Dataset items
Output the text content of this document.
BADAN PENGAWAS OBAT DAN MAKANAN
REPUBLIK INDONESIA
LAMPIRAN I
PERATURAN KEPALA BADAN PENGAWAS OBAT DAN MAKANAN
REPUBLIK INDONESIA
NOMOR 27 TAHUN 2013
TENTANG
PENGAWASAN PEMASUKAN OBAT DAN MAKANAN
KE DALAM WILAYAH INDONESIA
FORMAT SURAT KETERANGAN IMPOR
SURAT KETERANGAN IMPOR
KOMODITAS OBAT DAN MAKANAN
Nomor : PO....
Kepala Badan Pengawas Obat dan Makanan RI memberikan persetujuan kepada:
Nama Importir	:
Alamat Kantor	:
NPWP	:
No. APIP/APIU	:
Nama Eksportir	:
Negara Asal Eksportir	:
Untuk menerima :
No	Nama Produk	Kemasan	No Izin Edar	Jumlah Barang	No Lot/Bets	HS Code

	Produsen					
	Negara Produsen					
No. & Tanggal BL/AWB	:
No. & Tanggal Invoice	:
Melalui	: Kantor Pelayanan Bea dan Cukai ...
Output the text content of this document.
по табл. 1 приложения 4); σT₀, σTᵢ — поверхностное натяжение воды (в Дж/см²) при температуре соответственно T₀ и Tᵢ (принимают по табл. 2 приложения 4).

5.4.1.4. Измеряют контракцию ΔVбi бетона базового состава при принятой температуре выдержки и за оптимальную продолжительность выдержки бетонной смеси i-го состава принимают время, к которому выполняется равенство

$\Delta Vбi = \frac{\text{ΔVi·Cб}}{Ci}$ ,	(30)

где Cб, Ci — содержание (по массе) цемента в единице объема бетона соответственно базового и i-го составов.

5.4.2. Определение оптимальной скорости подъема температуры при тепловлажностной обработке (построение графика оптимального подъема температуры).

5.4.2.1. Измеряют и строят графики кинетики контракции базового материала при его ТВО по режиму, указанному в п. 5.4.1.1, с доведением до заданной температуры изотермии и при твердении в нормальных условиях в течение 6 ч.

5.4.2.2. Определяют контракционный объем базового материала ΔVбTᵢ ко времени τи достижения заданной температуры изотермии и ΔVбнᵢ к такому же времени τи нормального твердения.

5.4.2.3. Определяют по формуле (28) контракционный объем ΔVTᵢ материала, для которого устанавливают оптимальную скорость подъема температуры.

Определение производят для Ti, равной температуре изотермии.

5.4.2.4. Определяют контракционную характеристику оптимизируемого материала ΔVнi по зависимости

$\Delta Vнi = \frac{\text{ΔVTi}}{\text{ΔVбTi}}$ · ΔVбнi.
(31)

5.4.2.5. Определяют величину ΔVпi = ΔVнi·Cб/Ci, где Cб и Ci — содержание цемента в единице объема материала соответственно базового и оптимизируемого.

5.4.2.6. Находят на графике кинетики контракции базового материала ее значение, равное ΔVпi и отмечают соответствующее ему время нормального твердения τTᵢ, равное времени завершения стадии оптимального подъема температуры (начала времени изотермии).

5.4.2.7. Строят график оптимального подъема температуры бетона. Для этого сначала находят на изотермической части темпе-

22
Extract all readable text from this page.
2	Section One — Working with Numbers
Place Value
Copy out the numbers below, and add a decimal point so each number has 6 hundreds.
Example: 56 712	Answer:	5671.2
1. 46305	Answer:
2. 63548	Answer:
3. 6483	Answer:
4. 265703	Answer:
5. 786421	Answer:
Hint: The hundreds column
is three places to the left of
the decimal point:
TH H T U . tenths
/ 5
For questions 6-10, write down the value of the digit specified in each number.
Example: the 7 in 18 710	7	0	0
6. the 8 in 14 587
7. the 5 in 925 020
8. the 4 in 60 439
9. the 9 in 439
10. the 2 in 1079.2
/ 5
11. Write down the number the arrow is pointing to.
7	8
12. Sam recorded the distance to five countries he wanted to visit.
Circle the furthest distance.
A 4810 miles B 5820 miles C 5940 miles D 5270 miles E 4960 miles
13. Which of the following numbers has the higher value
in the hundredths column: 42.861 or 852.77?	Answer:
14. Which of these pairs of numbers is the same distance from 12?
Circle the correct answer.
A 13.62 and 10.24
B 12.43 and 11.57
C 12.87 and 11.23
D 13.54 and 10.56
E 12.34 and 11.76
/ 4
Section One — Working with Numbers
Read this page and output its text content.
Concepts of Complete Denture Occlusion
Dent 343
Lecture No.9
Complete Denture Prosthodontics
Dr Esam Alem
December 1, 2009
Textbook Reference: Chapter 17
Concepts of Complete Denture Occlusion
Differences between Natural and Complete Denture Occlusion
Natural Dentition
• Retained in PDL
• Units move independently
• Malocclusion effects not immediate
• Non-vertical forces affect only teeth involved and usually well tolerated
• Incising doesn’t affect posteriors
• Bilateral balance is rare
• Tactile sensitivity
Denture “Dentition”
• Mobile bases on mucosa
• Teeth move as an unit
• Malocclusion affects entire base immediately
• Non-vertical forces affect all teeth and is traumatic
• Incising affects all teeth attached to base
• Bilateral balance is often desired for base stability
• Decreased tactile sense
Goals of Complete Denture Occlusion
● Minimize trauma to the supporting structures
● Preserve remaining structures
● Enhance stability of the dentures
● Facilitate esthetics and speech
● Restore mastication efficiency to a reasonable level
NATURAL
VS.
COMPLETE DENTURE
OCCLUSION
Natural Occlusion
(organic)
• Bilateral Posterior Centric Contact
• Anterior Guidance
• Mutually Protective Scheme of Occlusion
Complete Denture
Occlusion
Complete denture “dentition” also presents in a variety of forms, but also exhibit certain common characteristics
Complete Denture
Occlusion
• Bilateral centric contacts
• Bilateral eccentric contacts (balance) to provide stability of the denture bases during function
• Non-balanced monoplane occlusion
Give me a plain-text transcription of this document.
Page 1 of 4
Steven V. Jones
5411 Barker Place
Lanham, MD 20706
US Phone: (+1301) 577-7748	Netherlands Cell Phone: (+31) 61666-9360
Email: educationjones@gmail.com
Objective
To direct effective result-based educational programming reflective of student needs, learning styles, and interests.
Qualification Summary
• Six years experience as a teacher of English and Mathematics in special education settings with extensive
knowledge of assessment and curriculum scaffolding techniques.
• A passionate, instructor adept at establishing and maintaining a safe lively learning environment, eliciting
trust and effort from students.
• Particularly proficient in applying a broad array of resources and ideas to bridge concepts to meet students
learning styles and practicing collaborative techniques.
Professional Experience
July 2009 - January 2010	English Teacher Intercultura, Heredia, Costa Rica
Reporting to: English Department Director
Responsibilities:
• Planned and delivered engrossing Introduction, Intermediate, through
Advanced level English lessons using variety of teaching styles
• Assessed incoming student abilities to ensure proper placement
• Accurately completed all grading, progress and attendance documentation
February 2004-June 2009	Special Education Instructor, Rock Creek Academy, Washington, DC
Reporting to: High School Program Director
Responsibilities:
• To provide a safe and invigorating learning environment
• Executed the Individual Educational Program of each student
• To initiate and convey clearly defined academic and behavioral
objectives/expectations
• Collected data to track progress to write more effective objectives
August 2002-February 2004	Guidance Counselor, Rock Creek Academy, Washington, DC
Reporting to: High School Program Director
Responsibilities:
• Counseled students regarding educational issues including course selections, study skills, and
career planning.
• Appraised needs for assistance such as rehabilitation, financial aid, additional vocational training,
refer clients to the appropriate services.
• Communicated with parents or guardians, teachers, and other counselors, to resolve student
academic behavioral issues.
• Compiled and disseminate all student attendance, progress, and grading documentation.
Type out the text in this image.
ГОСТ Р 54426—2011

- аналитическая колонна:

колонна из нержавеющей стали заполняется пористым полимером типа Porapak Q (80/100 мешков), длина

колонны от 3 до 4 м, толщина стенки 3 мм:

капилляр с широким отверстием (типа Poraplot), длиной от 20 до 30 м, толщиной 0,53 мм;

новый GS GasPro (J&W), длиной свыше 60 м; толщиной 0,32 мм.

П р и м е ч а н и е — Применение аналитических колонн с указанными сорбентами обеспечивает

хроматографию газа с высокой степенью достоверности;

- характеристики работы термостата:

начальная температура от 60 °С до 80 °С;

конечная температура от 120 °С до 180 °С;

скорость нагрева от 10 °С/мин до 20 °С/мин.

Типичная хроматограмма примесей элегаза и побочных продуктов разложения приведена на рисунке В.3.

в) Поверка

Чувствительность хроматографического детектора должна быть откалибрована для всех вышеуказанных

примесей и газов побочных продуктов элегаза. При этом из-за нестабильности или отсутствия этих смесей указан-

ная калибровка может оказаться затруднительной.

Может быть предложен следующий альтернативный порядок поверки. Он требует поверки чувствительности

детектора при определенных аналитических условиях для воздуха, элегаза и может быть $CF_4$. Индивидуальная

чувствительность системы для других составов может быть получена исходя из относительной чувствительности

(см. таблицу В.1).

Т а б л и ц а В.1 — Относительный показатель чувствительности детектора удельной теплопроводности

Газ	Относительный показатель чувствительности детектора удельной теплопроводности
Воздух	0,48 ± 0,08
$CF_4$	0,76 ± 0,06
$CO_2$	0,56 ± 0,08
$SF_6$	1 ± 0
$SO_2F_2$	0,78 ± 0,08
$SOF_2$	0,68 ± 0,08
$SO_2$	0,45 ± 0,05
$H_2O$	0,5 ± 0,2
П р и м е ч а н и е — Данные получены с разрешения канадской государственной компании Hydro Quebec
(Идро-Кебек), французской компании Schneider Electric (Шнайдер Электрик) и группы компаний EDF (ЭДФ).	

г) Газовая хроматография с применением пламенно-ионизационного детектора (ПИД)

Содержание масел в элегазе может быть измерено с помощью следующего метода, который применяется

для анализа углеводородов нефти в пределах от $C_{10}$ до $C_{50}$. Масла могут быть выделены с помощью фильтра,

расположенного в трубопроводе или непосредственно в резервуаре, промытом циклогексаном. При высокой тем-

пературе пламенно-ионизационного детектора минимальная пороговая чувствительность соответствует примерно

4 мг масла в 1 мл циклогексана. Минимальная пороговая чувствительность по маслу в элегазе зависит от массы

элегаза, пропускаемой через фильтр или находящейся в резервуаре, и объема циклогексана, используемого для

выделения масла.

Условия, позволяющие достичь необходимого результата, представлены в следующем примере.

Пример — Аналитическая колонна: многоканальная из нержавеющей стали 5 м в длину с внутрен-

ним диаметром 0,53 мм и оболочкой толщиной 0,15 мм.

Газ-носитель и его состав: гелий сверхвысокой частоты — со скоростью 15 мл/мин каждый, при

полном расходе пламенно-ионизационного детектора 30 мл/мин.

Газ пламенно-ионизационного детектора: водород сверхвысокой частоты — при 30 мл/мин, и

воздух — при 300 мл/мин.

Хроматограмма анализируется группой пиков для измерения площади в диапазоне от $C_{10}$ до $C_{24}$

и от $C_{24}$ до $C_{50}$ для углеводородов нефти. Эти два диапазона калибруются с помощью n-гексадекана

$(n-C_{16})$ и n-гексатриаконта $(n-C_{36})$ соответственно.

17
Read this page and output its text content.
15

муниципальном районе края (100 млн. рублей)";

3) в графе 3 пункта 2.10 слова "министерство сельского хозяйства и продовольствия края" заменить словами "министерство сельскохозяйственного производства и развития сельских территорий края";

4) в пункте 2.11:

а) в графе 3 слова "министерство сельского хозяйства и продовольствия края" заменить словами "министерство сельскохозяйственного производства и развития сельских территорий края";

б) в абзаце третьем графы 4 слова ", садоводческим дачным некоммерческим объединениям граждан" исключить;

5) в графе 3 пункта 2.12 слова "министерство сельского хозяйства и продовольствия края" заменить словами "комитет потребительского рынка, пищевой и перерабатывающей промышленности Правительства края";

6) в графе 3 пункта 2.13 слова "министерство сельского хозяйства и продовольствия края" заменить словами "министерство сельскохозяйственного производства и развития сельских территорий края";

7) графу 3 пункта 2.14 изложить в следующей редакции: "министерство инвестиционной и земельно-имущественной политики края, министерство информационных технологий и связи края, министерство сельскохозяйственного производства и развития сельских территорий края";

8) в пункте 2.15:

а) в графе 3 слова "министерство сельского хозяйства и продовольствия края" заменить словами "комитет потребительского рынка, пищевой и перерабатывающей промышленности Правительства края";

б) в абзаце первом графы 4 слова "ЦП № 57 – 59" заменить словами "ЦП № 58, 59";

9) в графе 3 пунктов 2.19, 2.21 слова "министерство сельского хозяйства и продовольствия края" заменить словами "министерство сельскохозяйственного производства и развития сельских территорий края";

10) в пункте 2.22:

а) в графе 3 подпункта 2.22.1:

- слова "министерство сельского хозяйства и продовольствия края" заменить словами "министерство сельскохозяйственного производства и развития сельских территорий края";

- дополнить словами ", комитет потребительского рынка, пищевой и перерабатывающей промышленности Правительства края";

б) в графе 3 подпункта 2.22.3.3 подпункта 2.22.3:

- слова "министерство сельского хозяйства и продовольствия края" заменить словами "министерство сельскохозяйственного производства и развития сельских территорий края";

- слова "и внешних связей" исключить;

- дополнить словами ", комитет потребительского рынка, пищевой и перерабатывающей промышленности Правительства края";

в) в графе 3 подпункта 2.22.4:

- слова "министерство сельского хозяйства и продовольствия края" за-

AIM OF THE TASK: State the count of lines in the data holding the word "контракции", adding nothing to it.

OUTPUT: 2